>>

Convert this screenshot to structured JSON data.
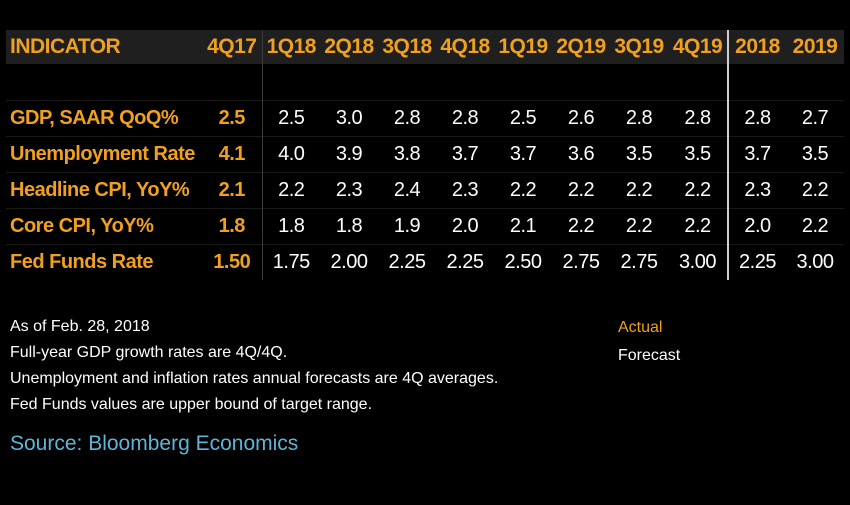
{
  "chart_data": {
    "type": "table",
    "header_label": "INDICATOR",
    "columns": [
      "4Q17",
      "1Q18",
      "2Q18",
      "3Q18",
      "4Q18",
      "1Q19",
      "2Q19",
      "3Q19",
      "4Q19",
      "2018",
      "2019"
    ],
    "rows": [
      {
        "label": "GDP, SAAR QoQ%",
        "values": [
          "2.5",
          "2.5",
          "3.0",
          "2.8",
          "2.8",
          "2.5",
          "2.6",
          "2.8",
          "2.8",
          "2.8",
          "2.7"
        ]
      },
      {
        "label": "Unemployment Rate",
        "values": [
          "4.1",
          "4.0",
          "3.9",
          "3.8",
          "3.7",
          "3.7",
          "3.6",
          "3.5",
          "3.5",
          "3.7",
          "3.5"
        ]
      },
      {
        "label": "Headline CPI, YoY%",
        "values": [
          "2.1",
          "2.2",
          "2.3",
          "2.4",
          "2.3",
          "2.2",
          "2.2",
          "2.2",
          "2.2",
          "2.3",
          "2.2"
        ]
      },
      {
        "label": "Core CPI, YoY%",
        "values": [
          "1.8",
          "1.8",
          "1.8",
          "1.9",
          "2.0",
          "2.1",
          "2.2",
          "2.2",
          "2.2",
          "2.0",
          "2.2"
        ]
      },
      {
        "label": "Fed Funds Rate",
        "values": [
          "1.50",
          "1.75",
          "2.00",
          "2.25",
          "2.25",
          "2.50",
          "2.75",
          "2.75",
          "3.00",
          "2.25",
          "3.00"
        ]
      }
    ],
    "actual_columns": [
      "4Q17"
    ]
  },
  "notes": [
    "As of Feb. 28, 2018",
    "Full-year GDP growth rates are 4Q/4Q.",
    "Unemployment and inflation rates annual forecasts are 4Q averages.",
    "Fed Funds values are upper bound of target range."
  ],
  "source": "Source: Bloomberg Economics",
  "legend": {
    "actual": "Actual",
    "forecast": "Forecast"
  },
  "colors": {
    "accent": "#f0a020",
    "source": "#5fb4d6",
    "header_bg": "#1f1f1f",
    "background": "#000000"
  }
}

<<

AIM => Look through the entries above and list every line containing "Unemployment".

OUTPUT FOR THIS TASK =>
        "label": "Unemployment Rate",
    "Unemployment and inflation rates annual forecasts are 4Q averages.",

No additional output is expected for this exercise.